▶ **Work to do**
a) In the post about the Grand Rapids police incident, on what date was Honestie Hodges handcuffed at gunpoint?
b) In the post about the Grand Rapids police incident, copy the passage from "Initially, Police Chief" to "class white people.".
-- BEGIN Selected excerpt --
It has more than a week since the news that several Grand Rapids police officers handcuffed at gun point and 11 year old black girl while looking for a suspect.

Initially, Police Chief Rahinsky and other members of the Grand Rapids City Commission responded with concerns about how this 11 year old black girl was treated, with Rahnisky even saying he felt “nauseated” after watching the body cam footage. Our post last week made the point that the city and the police department would not make any fundamental changes because this is how policing is designed, especially when interacting with communities of color and poor working class white people. 

Since then, the Grand Rapids Police Union has made it clear that they felt the officers responsible for handcuffing Honestie Hodges at gunpoint followed standard protocol. 

According to MLive, on Friday, At the press conference, Rahinsky said he thought there was “good police work” at a quickly evolving scene where officers were responding to a stabbing with unknown factors in play. He also said they followed proper training. But at the same time, he hoped for a better outcome that would not traumatize an 11-year-old.

While the police union says it doesn’t think that Rahnisky has their trust, the responses from Rahinsky make it clear that he believes the officers involved with handcuffing the 11 year old black girl at gunpoint was how cops should handle this situation. We should not by lulled into believing that Chief Rahnisky has the community’s best interest in mind, just because he felt “nauseated” when viewing the video footage. Again, this is how the police function.

Community Responses

There have been several community responses since the GRPD handcuffed at gunpoint  Honestie Hodges on December 6. On Tuesday, December 12 and last night, people spoke out against the way that this 11 year old girl was treated. In both cases, these comments came during the open public comment period, as there has not been a forum public hearing on this police abuse by the GRPD.
-- END Selected excerpt --
-- BEGIN Supplied entries --
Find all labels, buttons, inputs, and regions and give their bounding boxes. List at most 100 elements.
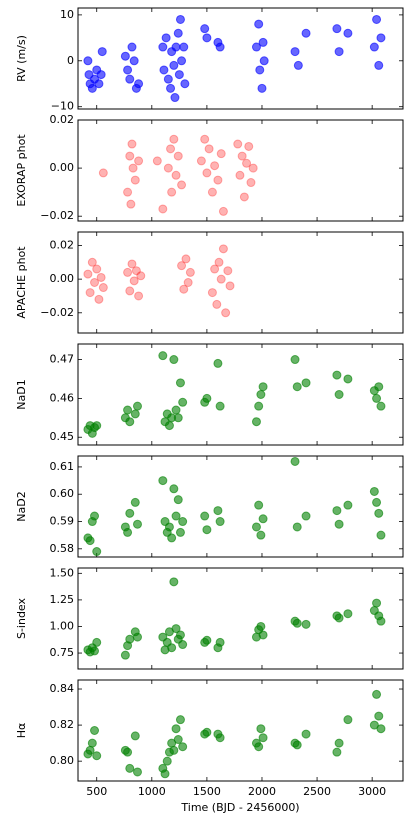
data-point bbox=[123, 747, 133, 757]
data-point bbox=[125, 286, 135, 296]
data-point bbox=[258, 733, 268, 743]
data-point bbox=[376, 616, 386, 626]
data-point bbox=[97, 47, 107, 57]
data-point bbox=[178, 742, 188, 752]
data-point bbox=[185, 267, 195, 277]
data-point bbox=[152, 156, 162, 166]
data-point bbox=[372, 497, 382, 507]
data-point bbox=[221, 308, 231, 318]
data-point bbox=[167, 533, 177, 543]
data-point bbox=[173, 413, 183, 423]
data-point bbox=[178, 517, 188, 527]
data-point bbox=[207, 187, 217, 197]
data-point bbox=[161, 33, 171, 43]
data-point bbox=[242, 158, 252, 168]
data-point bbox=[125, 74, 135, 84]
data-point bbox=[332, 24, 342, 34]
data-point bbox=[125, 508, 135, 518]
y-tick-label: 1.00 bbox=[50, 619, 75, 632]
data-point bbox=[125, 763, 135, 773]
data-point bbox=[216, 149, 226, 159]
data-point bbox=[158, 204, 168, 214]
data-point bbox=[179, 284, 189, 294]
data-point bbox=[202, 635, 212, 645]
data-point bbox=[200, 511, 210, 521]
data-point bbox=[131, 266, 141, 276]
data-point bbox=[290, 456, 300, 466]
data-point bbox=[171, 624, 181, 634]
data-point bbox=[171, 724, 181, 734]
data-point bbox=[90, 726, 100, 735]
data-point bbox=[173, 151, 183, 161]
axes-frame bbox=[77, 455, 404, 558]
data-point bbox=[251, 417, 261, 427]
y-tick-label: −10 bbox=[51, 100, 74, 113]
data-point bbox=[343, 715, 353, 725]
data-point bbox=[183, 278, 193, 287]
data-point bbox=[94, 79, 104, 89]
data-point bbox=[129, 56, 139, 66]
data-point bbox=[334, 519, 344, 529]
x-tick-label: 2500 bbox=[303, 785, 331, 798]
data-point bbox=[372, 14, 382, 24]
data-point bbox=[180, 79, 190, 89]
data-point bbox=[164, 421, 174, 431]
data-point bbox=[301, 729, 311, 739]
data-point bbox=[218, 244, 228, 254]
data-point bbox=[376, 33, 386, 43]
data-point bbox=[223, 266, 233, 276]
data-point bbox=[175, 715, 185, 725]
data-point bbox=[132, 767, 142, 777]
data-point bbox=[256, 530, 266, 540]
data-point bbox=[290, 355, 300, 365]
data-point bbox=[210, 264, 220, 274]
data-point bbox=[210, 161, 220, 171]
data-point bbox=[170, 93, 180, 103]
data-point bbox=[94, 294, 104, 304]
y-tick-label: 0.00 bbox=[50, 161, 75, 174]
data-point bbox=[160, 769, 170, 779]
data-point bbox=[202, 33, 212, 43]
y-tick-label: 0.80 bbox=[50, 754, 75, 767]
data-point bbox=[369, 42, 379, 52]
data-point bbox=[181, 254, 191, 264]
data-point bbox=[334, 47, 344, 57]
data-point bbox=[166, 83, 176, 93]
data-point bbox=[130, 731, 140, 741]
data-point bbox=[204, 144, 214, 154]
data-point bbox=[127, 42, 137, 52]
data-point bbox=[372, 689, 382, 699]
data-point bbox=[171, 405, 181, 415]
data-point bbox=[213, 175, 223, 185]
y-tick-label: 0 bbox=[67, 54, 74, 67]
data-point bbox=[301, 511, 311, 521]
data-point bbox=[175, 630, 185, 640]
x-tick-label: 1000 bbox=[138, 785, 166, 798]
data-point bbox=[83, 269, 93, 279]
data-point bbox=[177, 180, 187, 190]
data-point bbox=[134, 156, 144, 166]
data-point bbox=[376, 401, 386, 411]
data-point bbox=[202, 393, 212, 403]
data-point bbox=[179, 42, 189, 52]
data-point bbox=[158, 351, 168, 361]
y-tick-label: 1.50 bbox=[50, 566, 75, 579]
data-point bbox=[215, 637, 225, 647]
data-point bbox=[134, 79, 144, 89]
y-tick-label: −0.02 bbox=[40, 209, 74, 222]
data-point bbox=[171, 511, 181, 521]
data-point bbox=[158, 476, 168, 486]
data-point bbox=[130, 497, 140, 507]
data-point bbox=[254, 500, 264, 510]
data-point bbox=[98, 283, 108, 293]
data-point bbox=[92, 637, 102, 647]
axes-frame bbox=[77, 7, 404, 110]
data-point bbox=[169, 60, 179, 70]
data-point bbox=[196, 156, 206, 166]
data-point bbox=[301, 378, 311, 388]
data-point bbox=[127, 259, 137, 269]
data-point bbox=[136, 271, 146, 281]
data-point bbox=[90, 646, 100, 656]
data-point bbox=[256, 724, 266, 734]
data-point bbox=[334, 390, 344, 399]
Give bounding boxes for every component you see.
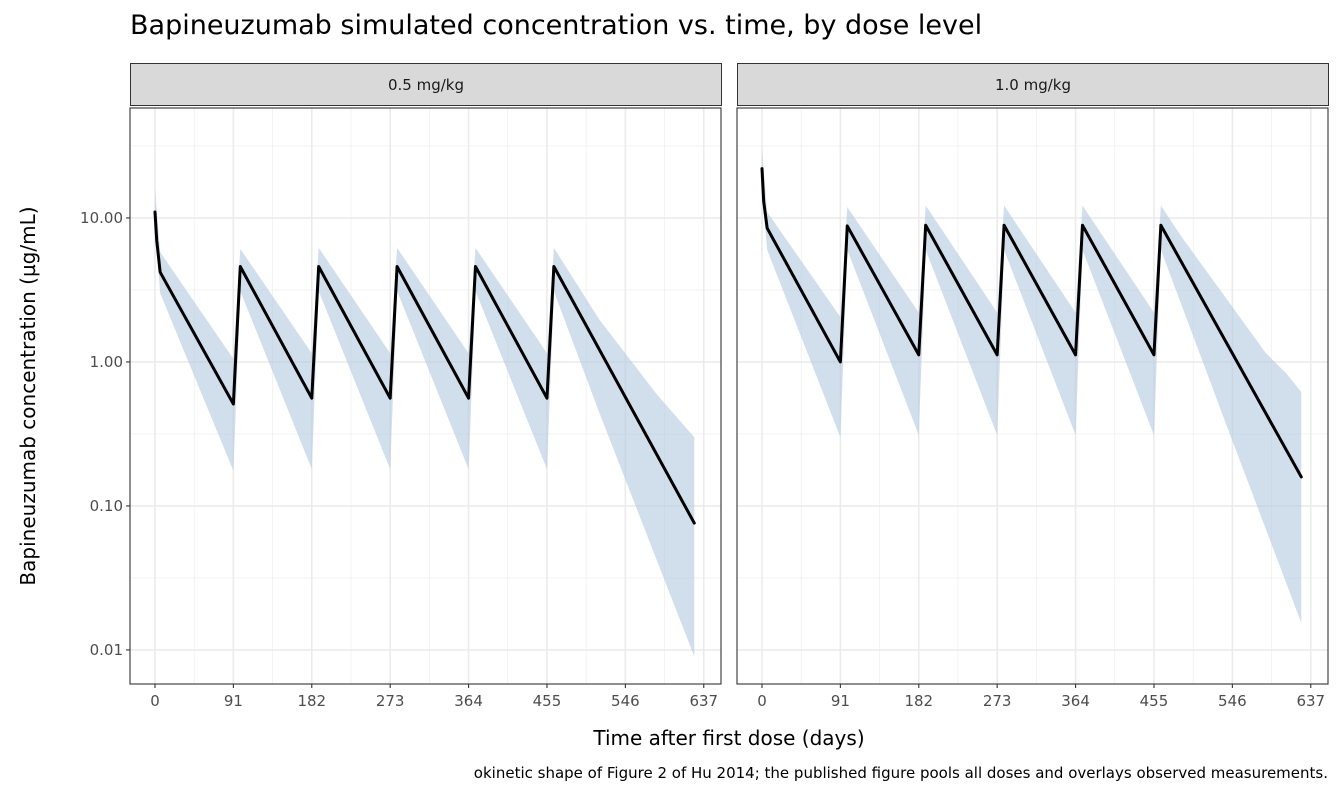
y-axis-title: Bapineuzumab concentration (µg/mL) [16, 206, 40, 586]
-- END Supplied entries --
▶ **Responses to the tasks**
a) December 6

b)
Initially, Police Chief Rahinsky and other members of the Grand Rapids City Commission responded with concerns about how this 11 year old black girl was treated, with Rahnisky even saying he felt “nauseated” after watching the body cam footage. Our post last week made the point that the city and the police department would not make any fundamental changes because this is how policing is designed, especially when interacting with communities of color and poor working class white people.